_Requirement_. Could you count the lines in the data that contain "credit"? Reply with the number only.

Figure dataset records
+++

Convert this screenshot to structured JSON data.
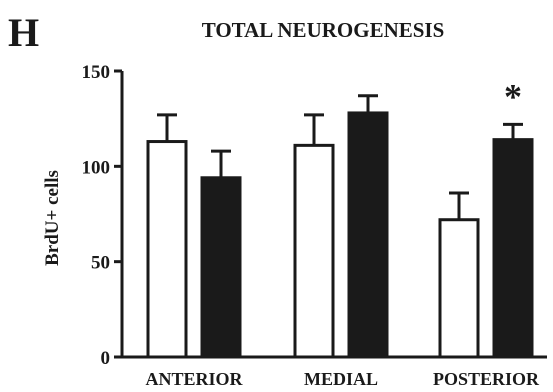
{
  "panel_label": "H",
  "chart_data": {
    "type": "bar",
    "title": "TOTAL NEUROGENESIS",
    "ylabel": "BrdU+ cells",
    "xlabel": "",
    "ylim": [
      0,
      150
    ],
    "yticks": [
      0,
      50,
      100,
      150
    ],
    "categories": [
      "ANTERIOR",
      "MEDIAL",
      "POSTERIOR"
    ],
    "series": [
      {
        "values": [
          113,
          111,
          72
        ],
        "errors": [
          14,
          16,
          14
        ],
        "color": "#ffffff"
      },
      {
        "values": [
          94,
          128,
          114
        ],
        "errors": [
          14,
          9,
          8
        ],
        "color": "#1a1a1a"
      }
    ],
    "annotations": [
      {
        "category": "POSTERIOR",
        "series": 1,
        "text": "*"
      }
    ]
  }
}
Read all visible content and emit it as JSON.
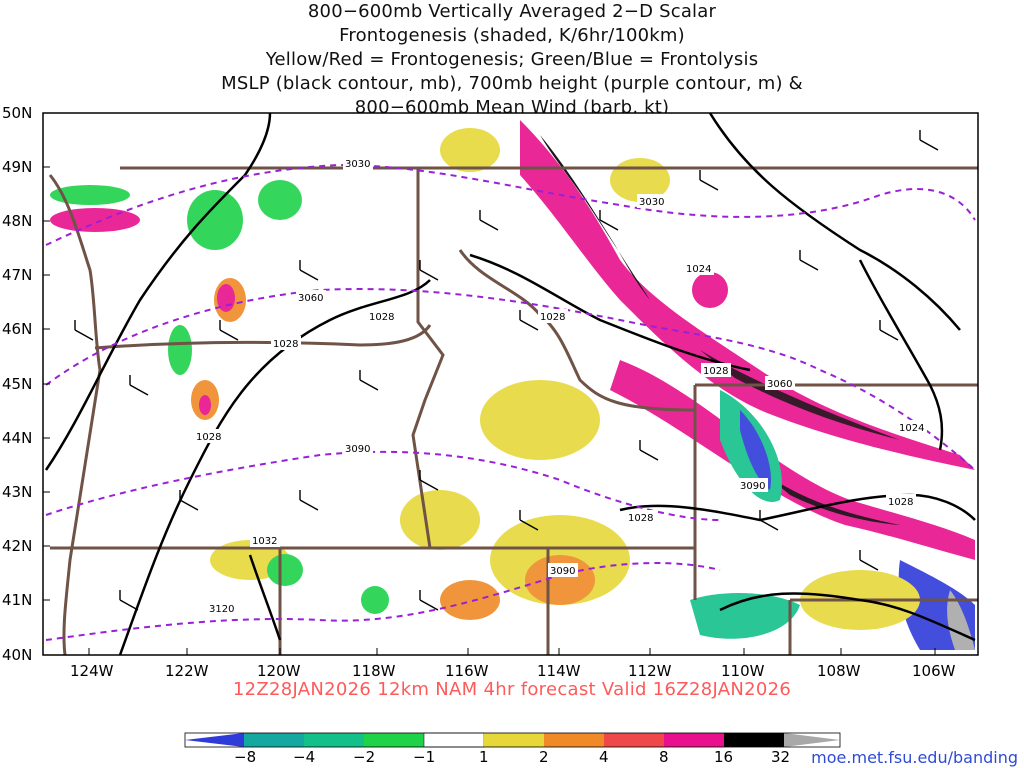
{
  "title_lines": [
    "800−600mb Vertically Averaged 2−D Scalar",
    "Frontogenesis (shaded, K/6hr/100km)",
    "Yellow/Red = Frontogenesis;  Green/Blue = Frontolysis",
    "MSLP (black contour, mb), 700mb height (purple contour, m) &",
    "800−600mb Mean Wind (barb, kt)"
  ],
  "lat_labels": [
    "50N",
    "49N",
    "48N",
    "47N",
    "46N",
    "45N",
    "44N",
    "43N",
    "42N",
    "41N",
    "40N"
  ],
  "lon_labels": [
    "124W",
    "122W",
    "120W",
    "118W",
    "116W",
    "114W",
    "112W",
    "110W",
    "108W",
    "106W"
  ],
  "contour_labels": {
    "mslp": [
      "1028",
      "1028",
      "1028",
      "1028",
      "1028",
      "1028",
      "1028",
      "1024",
      "1024",
      "1032"
    ],
    "height": [
      "3030",
      "3030",
      "3060",
      "3060",
      "3090",
      "3090",
      "3090",
      "3120"
    ]
  },
  "valid_text": "12Z28JAN2026  12km NAM  4hr forecast Valid  16Z28JAN2026",
  "colorbar": {
    "ticks": [
      "−8",
      "−4",
      "−2",
      "−1",
      "1",
      "2",
      "4",
      "8",
      "16",
      "32"
    ],
    "colors": [
      "#2f3bd9",
      "#14a8a0",
      "#14c08a",
      "#1ed24a",
      "#ffffff",
      "#e6d83a",
      "#f08a28",
      "#f04848",
      "#e8108c",
      "#000000",
      "#a8a8a8"
    ]
  },
  "credit": "moe.met.fsu.edu/banding",
  "colors": {
    "mslp": "#000000",
    "height": "#9a20d8",
    "borders": "#6f5346",
    "valid": "#ff5a5a",
    "credit": "#2f4bd6"
  }
}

+++

_Written reply_. 2